*PROBLEM*
Continue the Julia discussion on generically creating an AbstractArray instance with given contents, starting right after its last line.

*PASSAGE TO READ*
Generically create an instance of `AA <: AbstractArray` with contents 1,2,3

This is a fairly concrete question: the user passes in a type AA <: AbstractArray and I want to make a concrete instantiation of this type which contains some specified data, e.g. [1,2,3]. Here is the best I’ve come up with using the interface specified here: Interfaces · The Julia Language

arr = similar(AA, 3)
arr .= 1:3

However, this will not work if e.g. arr is mutable (whereas in theory this makes sense for immutable arrays too).

Some special cases of this problem of instantiating an array type with concrete data are covered by e.g. the zeros and ones functions (although they are only defined in Base for Array so I’m not sure if I can even assume their existence…), but is there a general way of solving this?

How about converting an existing array to the desired type? Perhaps:

using StaticArrays: SVector

convert(AA, SVector(1, 2, 3))

or just call the constructor:

AA(SVector(1, 2, 3))

Not sure how general this is, but one option is:

using Setfield
function newarr(A::T) where T
    arr = similar(A, 3)
    for i in 1:3
       @set! arr[i] = i
    end
    return T(arr)
end

It works for some very different types:

julia> using SparseArrays, StaticArrays

julia> A = sparsevec([1,5,10], rand(3))
10-element SparseVector{Float64, Int64} with 3 stored entries:
  [1 ]  =  0.269524
  [5 ]  =  0.715611
  [10]  =  0.629861

julia> newarr(A)

Page layout parsing data:
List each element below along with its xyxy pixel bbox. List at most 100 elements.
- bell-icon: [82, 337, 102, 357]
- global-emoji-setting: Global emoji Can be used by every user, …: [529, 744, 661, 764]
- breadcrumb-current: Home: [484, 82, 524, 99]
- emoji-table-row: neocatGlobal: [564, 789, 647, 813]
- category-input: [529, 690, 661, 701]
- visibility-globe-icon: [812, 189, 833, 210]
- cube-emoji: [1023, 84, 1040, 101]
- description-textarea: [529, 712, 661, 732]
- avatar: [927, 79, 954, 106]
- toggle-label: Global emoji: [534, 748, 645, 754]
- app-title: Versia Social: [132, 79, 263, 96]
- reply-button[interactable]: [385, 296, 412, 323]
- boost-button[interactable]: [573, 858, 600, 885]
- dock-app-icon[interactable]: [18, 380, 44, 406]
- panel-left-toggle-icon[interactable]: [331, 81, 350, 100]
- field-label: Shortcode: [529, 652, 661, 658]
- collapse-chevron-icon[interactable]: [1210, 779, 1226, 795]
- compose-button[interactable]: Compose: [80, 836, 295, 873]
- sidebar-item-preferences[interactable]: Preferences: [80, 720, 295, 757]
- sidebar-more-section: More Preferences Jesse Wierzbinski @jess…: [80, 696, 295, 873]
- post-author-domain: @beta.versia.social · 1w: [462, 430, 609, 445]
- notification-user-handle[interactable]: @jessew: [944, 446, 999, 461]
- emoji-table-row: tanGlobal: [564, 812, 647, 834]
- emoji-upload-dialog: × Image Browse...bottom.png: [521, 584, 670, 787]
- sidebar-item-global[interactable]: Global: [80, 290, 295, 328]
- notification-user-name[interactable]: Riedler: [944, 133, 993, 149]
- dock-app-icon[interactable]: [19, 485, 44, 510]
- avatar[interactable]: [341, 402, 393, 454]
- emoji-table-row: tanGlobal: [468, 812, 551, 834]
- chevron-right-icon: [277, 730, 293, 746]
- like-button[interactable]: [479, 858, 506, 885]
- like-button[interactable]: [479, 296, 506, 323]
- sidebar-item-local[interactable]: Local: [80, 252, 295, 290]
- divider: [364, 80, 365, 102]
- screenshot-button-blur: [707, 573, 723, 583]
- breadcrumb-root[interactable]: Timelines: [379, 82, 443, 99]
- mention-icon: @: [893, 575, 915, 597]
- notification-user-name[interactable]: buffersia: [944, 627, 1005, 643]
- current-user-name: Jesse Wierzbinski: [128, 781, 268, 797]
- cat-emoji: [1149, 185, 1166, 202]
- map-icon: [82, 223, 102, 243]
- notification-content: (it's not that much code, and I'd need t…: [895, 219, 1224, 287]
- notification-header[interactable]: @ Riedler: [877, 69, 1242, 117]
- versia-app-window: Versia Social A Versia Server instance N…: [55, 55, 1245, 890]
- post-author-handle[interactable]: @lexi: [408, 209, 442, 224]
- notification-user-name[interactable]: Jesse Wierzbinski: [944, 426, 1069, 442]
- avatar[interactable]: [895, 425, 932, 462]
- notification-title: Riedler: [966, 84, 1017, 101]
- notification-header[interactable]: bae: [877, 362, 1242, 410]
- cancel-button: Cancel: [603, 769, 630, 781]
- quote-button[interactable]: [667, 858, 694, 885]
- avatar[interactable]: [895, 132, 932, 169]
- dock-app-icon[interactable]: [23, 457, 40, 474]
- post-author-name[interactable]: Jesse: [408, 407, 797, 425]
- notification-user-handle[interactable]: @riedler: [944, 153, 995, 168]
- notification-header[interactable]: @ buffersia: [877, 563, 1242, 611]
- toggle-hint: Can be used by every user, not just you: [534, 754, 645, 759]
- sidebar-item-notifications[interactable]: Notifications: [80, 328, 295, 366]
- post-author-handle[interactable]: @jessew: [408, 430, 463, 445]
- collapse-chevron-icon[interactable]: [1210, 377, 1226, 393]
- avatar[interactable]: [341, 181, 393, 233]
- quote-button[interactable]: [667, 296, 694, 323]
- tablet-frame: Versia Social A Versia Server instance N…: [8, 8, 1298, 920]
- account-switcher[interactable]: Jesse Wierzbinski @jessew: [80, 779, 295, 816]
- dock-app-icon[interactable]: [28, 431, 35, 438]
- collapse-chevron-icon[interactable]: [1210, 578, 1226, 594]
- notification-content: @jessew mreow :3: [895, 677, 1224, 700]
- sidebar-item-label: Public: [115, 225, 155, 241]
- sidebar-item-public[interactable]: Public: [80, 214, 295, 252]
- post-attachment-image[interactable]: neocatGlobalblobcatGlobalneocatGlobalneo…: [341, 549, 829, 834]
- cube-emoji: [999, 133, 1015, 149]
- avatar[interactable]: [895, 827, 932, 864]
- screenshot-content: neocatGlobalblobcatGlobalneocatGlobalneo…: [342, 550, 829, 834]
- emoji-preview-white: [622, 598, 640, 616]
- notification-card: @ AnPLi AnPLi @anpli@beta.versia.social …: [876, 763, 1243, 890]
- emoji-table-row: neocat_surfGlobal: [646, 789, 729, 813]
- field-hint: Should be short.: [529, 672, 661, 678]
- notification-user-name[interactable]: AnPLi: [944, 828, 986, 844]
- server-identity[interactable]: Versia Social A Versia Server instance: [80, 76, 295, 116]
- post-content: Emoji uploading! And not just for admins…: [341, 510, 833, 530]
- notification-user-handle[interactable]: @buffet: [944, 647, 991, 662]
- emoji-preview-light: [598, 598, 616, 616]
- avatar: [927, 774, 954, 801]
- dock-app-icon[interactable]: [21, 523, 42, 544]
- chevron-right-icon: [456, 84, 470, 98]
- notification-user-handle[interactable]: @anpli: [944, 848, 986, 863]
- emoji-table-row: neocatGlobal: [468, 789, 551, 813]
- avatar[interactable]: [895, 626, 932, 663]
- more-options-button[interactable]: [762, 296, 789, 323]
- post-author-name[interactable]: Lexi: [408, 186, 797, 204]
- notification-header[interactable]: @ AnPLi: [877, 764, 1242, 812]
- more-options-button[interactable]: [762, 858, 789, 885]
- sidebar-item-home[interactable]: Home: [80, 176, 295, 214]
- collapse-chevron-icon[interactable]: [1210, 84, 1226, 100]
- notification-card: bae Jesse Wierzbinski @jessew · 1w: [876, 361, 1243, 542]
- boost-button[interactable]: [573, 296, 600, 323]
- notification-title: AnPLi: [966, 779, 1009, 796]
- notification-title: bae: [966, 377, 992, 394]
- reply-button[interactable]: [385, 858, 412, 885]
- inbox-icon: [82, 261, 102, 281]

*RESULT OF THIS EXERCISE*
3-element SparseVector{Float64, Int64} with 3 stored entries:
  [1]  =  1.0
  [2]  =  2.0
  [3]  =  3.0

julia> A = rand(SVector{3,Float64})
3-element SVector{3, Float64} with indices SOneTo(3):
 0.7228423544347192
 0.771679776967447
 0.13509032343576854

julia> newarr(A)
3-element SVector{3, Float64} with indices SOneTo(3):
 1.0
 2.0
 3.0

(for the static arrays only if the input has length 3, but I’m not sure if there is any other interpretation for that in this case)

For many array types, this only makes limited sense. For example, if AA in your example is an OffsetArray, or a KeyedArray, then you don’t have any information on the offset or axis keys.

So, the question is what kind of array types do you have in mind? If they implement similar(T, ...), then your original solution would work and always return a mutable array (not always of the specified type, eg for static arrays).